Stored entries
--------------------------------------------------
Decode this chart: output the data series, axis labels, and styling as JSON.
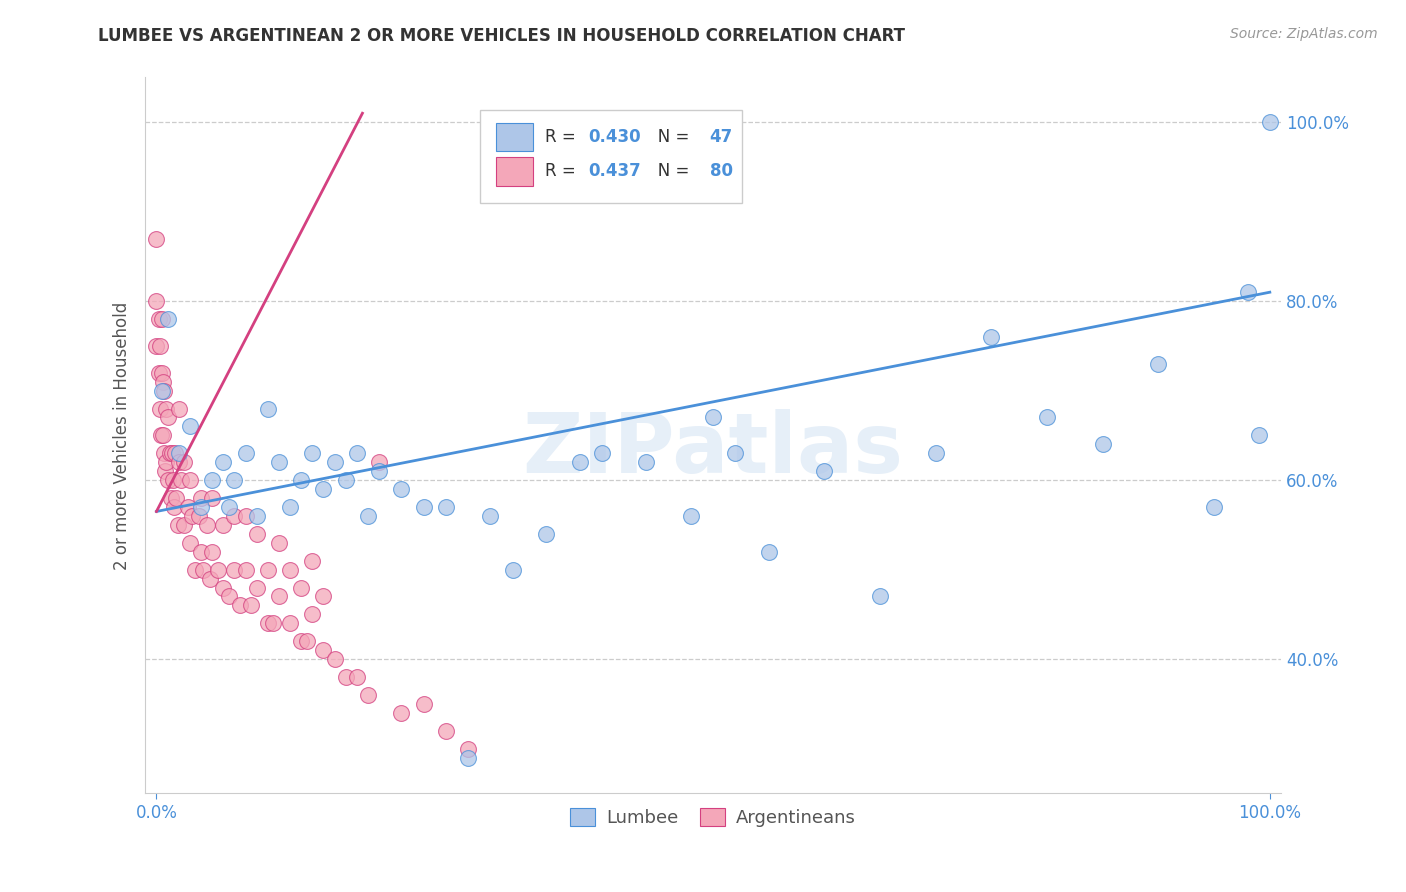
{
  "title": "LUMBEE VS ARGENTINEAN 2 OR MORE VEHICLES IN HOUSEHOLD CORRELATION CHART",
  "source": "Source: ZipAtlas.com",
  "ylabel": "2 or more Vehicles in Household",
  "watermark": "ZIPatlas",
  "lumbee_R": 0.43,
  "lumbee_N": 47,
  "argentinean_R": 0.437,
  "argentinean_N": 80,
  "xlim": [
    -0.01,
    1.01
  ],
  "ylim": [
    0.25,
    1.05
  ],
  "ytick_positions": [
    0.4,
    0.6,
    0.8,
    1.0
  ],
  "yticklabels": [
    "40.0%",
    "60.0%",
    "80.0%",
    "100.0%"
  ],
  "lumbee_color": "#aec6e8",
  "argentinean_color": "#f4a7b9",
  "lumbee_line_color": "#4a90d9",
  "argentinean_line_color": "#d44080",
  "lumbee_line_x": [
    0.0,
    1.0
  ],
  "lumbee_line_y": [
    0.565,
    0.81
  ],
  "argentinean_line_x": [
    0.0,
    0.185
  ],
  "argentinean_line_y": [
    0.565,
    1.01
  ],
  "lumbee_x": [
    0.005,
    0.01,
    0.02,
    0.03,
    0.04,
    0.05,
    0.06,
    0.065,
    0.07,
    0.08,
    0.09,
    0.1,
    0.11,
    0.12,
    0.13,
    0.14,
    0.15,
    0.16,
    0.17,
    0.18,
    0.19,
    0.2,
    0.22,
    0.24,
    0.26,
    0.28,
    0.3,
    0.32,
    0.35,
    0.38,
    0.4,
    0.44,
    0.48,
    0.5,
    0.52,
    0.55,
    0.6,
    0.65,
    0.7,
    0.75,
    0.8,
    0.85,
    0.9,
    0.95,
    0.98,
    0.99,
    1.0
  ],
  "lumbee_y": [
    0.7,
    0.78,
    0.63,
    0.66,
    0.57,
    0.6,
    0.62,
    0.57,
    0.6,
    0.63,
    0.56,
    0.68,
    0.62,
    0.57,
    0.6,
    0.63,
    0.59,
    0.62,
    0.6,
    0.63,
    0.56,
    0.61,
    0.59,
    0.57,
    0.57,
    0.29,
    0.56,
    0.5,
    0.54,
    0.62,
    0.63,
    0.62,
    0.56,
    0.67,
    0.63,
    0.52,
    0.61,
    0.47,
    0.63,
    0.76,
    0.67,
    0.64,
    0.73,
    0.57,
    0.81,
    0.65,
    1.0
  ],
  "argentinean_x": [
    0.0,
    0.0,
    0.0,
    0.002,
    0.002,
    0.003,
    0.003,
    0.004,
    0.005,
    0.005,
    0.006,
    0.006,
    0.007,
    0.007,
    0.008,
    0.009,
    0.009,
    0.01,
    0.01,
    0.012,
    0.013,
    0.014,
    0.015,
    0.016,
    0.017,
    0.018,
    0.019,
    0.02,
    0.02,
    0.022,
    0.025,
    0.025,
    0.028,
    0.03,
    0.03,
    0.032,
    0.035,
    0.038,
    0.04,
    0.04,
    0.042,
    0.045,
    0.048,
    0.05,
    0.05,
    0.055,
    0.06,
    0.06,
    0.065,
    0.07,
    0.07,
    0.075,
    0.08,
    0.08,
    0.085,
    0.09,
    0.09,
    0.1,
    0.1,
    0.105,
    0.11,
    0.11,
    0.12,
    0.12,
    0.13,
    0.13,
    0.135,
    0.14,
    0.14,
    0.15,
    0.15,
    0.16,
    0.17,
    0.18,
    0.19,
    0.2,
    0.22,
    0.24,
    0.26,
    0.28
  ],
  "argentinean_y": [
    0.75,
    0.8,
    0.87,
    0.72,
    0.78,
    0.68,
    0.75,
    0.65,
    0.72,
    0.78,
    0.65,
    0.71,
    0.63,
    0.7,
    0.61,
    0.62,
    0.68,
    0.6,
    0.67,
    0.63,
    0.58,
    0.63,
    0.6,
    0.57,
    0.63,
    0.58,
    0.55,
    0.62,
    0.68,
    0.6,
    0.55,
    0.62,
    0.57,
    0.53,
    0.6,
    0.56,
    0.5,
    0.56,
    0.52,
    0.58,
    0.5,
    0.55,
    0.49,
    0.52,
    0.58,
    0.5,
    0.48,
    0.55,
    0.47,
    0.5,
    0.56,
    0.46,
    0.5,
    0.56,
    0.46,
    0.48,
    0.54,
    0.44,
    0.5,
    0.44,
    0.47,
    0.53,
    0.44,
    0.5,
    0.42,
    0.48,
    0.42,
    0.45,
    0.51,
    0.41,
    0.47,
    0.4,
    0.38,
    0.38,
    0.36,
    0.62,
    0.34,
    0.35,
    0.32,
    0.3
  ]
}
--------------------------------------------------
◆ **YOUR TASK**
Take the listing and print it again exactly, but without any pictures.

◆ **EXERCISE RESULT**
Decode this chart: output the data series, axis labels, and styling as JSON.
{
  "title": "LUMBEE VS ARGENTINEAN 2 OR MORE VEHICLES IN HOUSEHOLD CORRELATION CHART",
  "source": "Source: ZipAtlas.com",
  "ylabel": "2 or more Vehicles in Household",
  "watermark": "ZIPatlas",
  "lumbee_R": 0.43,
  "lumbee_N": 47,
  "argentinean_R": 0.437,
  "argentinean_N": 80,
  "xlim": [
    -0.01,
    1.01
  ],
  "ylim": [
    0.25,
    1.05
  ],
  "ytick_positions": [
    0.4,
    0.6,
    0.8,
    1.0
  ],
  "yticklabels": [
    "40.0%",
    "60.0%",
    "80.0%",
    "100.0%"
  ],
  "lumbee_color": "#aec6e8",
  "argentinean_color": "#f4a7b9",
  "lumbee_line_color": "#4a90d9",
  "argentinean_line_color": "#d44080",
  "lumbee_line_x": [
    0.0,
    1.0
  ],
  "lumbee_line_y": [
    0.565,
    0.81
  ],
  "argentinean_line_x": [
    0.0,
    0.185
  ],
  "argentinean_line_y": [
    0.565,
    1.01
  ],
  "lumbee_x": [
    0.005,
    0.01,
    0.02,
    0.03,
    0.04,
    0.05,
    0.06,
    0.065,
    0.07,
    0.08,
    0.09,
    0.1,
    0.11,
    0.12,
    0.13,
    0.14,
    0.15,
    0.16,
    0.17,
    0.18,
    0.19,
    0.2,
    0.22,
    0.24,
    0.26,
    0.28,
    0.3,
    0.32,
    0.35,
    0.38,
    0.4,
    0.44,
    0.48,
    0.5,
    0.52,
    0.55,
    0.6,
    0.65,
    0.7,
    0.75,
    0.8,
    0.85,
    0.9,
    0.95,
    0.98,
    0.99,
    1.0
  ],
  "lumbee_y": [
    0.7,
    0.78,
    0.63,
    0.66,
    0.57,
    0.6,
    0.62,
    0.57,
    0.6,
    0.63,
    0.56,
    0.68,
    0.62,
    0.57,
    0.6,
    0.63,
    0.59,
    0.62,
    0.6,
    0.63,
    0.56,
    0.61,
    0.59,
    0.57,
    0.57,
    0.29,
    0.56,
    0.5,
    0.54,
    0.62,
    0.63,
    0.62,
    0.56,
    0.67,
    0.63,
    0.52,
    0.61,
    0.47,
    0.63,
    0.76,
    0.67,
    0.64,
    0.73,
    0.57,
    0.81,
    0.65,
    1.0
  ],
  "argentinean_x": [
    0.0,
    0.0,
    0.0,
    0.002,
    0.002,
    0.003,
    0.003,
    0.004,
    0.005,
    0.005,
    0.006,
    0.006,
    0.007,
    0.007,
    0.008,
    0.009,
    0.009,
    0.01,
    0.01,
    0.012,
    0.013,
    0.014,
    0.015,
    0.016,
    0.017,
    0.018,
    0.019,
    0.02,
    0.02,
    0.022,
    0.025,
    0.025,
    0.028,
    0.03,
    0.03,
    0.032,
    0.035,
    0.038,
    0.04,
    0.04,
    0.042,
    0.045,
    0.048,
    0.05,
    0.05,
    0.055,
    0.06,
    0.06,
    0.065,
    0.07,
    0.07,
    0.075,
    0.08,
    0.08,
    0.085,
    0.09,
    0.09,
    0.1,
    0.1,
    0.105,
    0.11,
    0.11,
    0.12,
    0.12,
    0.13,
    0.13,
    0.135,
    0.14,
    0.14,
    0.15,
    0.15,
    0.16,
    0.17,
    0.18,
    0.19,
    0.2,
    0.22,
    0.24,
    0.26,
    0.28
  ],
  "argentinean_y": [
    0.75,
    0.8,
    0.87,
    0.72,
    0.78,
    0.68,
    0.75,
    0.65,
    0.72,
    0.78,
    0.65,
    0.71,
    0.63,
    0.7,
    0.61,
    0.62,
    0.68,
    0.6,
    0.67,
    0.63,
    0.58,
    0.63,
    0.6,
    0.57,
    0.63,
    0.58,
    0.55,
    0.62,
    0.68,
    0.6,
    0.55,
    0.62,
    0.57,
    0.53,
    0.6,
    0.56,
    0.5,
    0.56,
    0.52,
    0.58,
    0.5,
    0.55,
    0.49,
    0.52,
    0.58,
    0.5,
    0.48,
    0.55,
    0.47,
    0.5,
    0.56,
    0.46,
    0.5,
    0.56,
    0.46,
    0.48,
    0.54,
    0.44,
    0.5,
    0.44,
    0.47,
    0.53,
    0.44,
    0.5,
    0.42,
    0.48,
    0.42,
    0.45,
    0.51,
    0.41,
    0.47,
    0.4,
    0.38,
    0.38,
    0.36,
    0.62,
    0.34,
    0.35,
    0.32,
    0.3
  ]
}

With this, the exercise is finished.